### REQUIREMENTS
Go through the entries below and pick out every line with "Karszt".
————————
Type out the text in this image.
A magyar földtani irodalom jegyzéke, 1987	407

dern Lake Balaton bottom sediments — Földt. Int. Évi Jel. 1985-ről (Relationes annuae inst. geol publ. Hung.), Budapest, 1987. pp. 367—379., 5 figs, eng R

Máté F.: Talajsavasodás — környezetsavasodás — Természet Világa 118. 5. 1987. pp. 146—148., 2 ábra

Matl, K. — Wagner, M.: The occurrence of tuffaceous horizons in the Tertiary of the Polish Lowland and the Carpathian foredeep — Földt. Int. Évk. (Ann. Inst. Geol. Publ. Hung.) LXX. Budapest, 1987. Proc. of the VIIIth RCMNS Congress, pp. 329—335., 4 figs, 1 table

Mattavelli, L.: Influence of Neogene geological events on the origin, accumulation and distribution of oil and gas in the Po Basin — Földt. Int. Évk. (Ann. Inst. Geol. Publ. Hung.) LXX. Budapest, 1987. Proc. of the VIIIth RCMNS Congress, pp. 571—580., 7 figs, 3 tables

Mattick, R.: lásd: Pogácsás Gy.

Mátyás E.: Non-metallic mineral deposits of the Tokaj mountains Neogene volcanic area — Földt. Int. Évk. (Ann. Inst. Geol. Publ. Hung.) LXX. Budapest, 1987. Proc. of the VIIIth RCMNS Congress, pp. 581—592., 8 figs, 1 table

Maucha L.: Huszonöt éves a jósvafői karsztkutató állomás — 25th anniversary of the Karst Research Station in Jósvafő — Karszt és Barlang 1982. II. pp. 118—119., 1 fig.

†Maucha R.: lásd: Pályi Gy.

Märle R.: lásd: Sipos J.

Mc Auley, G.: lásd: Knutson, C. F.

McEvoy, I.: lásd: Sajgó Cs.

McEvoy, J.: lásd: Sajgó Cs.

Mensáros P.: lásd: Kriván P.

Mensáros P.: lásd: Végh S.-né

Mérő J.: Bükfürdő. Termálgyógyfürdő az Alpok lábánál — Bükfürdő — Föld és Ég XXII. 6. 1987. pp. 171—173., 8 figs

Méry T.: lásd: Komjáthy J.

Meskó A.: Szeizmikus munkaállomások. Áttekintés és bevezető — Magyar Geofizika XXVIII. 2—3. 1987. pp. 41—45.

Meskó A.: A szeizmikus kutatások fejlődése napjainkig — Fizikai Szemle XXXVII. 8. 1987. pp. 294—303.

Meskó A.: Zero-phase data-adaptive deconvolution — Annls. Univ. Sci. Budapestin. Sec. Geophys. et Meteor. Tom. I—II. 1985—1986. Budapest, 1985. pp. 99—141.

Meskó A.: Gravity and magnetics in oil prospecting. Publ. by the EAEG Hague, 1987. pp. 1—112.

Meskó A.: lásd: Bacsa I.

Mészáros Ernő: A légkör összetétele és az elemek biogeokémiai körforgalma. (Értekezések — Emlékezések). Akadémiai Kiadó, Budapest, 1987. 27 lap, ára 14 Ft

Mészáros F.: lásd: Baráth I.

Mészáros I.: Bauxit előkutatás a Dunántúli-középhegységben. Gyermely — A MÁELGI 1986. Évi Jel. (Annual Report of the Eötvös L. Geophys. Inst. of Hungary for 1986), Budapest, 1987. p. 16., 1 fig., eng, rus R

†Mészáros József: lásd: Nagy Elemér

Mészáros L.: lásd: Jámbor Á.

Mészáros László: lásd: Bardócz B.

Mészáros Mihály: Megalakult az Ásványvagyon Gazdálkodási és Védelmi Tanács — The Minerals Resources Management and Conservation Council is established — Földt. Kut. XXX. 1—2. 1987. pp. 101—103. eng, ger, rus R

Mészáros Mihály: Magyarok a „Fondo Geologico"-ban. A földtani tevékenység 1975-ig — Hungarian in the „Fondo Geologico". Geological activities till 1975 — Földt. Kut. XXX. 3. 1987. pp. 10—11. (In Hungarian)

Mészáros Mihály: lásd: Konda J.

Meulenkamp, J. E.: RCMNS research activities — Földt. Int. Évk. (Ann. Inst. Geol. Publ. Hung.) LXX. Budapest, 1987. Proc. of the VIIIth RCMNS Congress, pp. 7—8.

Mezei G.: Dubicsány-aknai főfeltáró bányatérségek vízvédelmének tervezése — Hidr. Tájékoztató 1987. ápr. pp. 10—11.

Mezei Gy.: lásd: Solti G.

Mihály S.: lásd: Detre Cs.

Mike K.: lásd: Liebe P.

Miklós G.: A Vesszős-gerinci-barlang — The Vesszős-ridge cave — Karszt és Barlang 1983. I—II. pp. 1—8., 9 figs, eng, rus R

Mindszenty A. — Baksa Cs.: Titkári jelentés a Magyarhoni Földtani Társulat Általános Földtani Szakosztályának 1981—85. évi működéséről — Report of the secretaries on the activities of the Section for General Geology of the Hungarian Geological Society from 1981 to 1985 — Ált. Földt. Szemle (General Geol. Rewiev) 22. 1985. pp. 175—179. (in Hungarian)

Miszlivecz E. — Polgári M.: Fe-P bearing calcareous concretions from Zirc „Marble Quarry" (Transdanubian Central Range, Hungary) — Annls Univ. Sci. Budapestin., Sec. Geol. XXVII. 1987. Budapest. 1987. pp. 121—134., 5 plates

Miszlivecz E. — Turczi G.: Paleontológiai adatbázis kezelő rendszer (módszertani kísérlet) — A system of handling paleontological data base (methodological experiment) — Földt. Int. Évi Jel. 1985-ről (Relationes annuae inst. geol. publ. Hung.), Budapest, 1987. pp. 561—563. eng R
————————
### THE REPLY
Maucha L.: Huszonöt éves a jósvafői karsztkutató állomás — 25th anniversary of the Karst Research Station in Jósvafő — Karszt és Barlang 1982. II. pp. 118—119., 1 fig.
Miklós G.: A Vesszős-gerinci-barlang — The Vesszős-ridge cave — Karszt és Barlang 1983. I—II. pp. 1—8., 9 figs, eng, rus R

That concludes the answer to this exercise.